What this task involves
Return the lines in the records below without any changes.

Data entries
__________

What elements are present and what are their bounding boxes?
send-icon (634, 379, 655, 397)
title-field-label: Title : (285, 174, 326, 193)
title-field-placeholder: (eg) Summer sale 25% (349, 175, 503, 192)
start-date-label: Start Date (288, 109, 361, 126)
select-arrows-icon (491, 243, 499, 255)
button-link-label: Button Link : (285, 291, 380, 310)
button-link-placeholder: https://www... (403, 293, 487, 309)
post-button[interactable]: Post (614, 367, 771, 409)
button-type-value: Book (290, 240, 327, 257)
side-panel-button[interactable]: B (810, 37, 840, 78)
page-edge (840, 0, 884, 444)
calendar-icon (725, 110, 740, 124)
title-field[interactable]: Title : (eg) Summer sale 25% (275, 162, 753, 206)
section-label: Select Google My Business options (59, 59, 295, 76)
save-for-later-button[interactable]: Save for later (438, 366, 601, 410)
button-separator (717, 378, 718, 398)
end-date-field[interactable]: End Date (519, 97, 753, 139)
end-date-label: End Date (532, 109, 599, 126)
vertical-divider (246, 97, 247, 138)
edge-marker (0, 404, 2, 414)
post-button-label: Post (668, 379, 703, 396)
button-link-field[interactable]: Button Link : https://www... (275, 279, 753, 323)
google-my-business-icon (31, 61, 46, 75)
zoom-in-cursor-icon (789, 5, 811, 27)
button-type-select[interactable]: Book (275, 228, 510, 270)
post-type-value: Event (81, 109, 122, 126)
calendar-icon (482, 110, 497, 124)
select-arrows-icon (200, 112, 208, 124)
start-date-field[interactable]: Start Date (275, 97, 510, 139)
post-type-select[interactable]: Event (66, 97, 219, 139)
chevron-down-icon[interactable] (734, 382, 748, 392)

__________

Task answer
What elements are present and what are their bounding boxes?
send-icon (634, 379, 655, 397)
title-field-label: Title : (285, 174, 326, 193)
title-field-placeholder: (eg) Summer sale 25% (349, 175, 503, 192)
start-date-label: Start Date (288, 109, 361, 126)
select-arrows-icon (491, 243, 499, 255)
button-link-label: Button Link : (285, 291, 380, 310)
button-link-placeholder: https://www... (403, 293, 487, 309)
post-button[interactable]: Post (614, 367, 771, 409)
button-type-value: Book (290, 240, 327, 257)
side-panel-button[interactable]: B (810, 37, 840, 78)
page-edge (840, 0, 884, 444)
calendar-icon (725, 110, 740, 124)
title-field[interactable]: Title : (eg) Summer sale 25% (275, 162, 753, 206)
section-label: Select Google My Business options (59, 59, 295, 76)
save-for-later-button[interactable]: Save for later (438, 366, 601, 410)
button-separator (717, 378, 718, 398)
end-date-field[interactable]: End Date (519, 97, 753, 139)
end-date-label: End Date (532, 109, 599, 126)
vertical-divider (246, 97, 247, 138)
edge-marker (0, 404, 2, 414)
post-button-label: Post (668, 379, 703, 396)
button-link-field[interactable]: Button Link : https://www... (275, 279, 753, 323)
google-my-business-icon (31, 61, 46, 75)
zoom-in-cursor-icon (789, 5, 811, 27)
button-type-select[interactable]: Book (275, 228, 510, 270)
post-type-value: Event (81, 109, 122, 126)
calendar-icon (482, 110, 497, 124)
select-arrows-icon (200, 112, 208, 124)
start-date-field[interactable]: Start Date (275, 97, 510, 139)
post-type-select[interactable]: Event (66, 97, 219, 139)
chevron-down-icon[interactable] (734, 382, 748, 392)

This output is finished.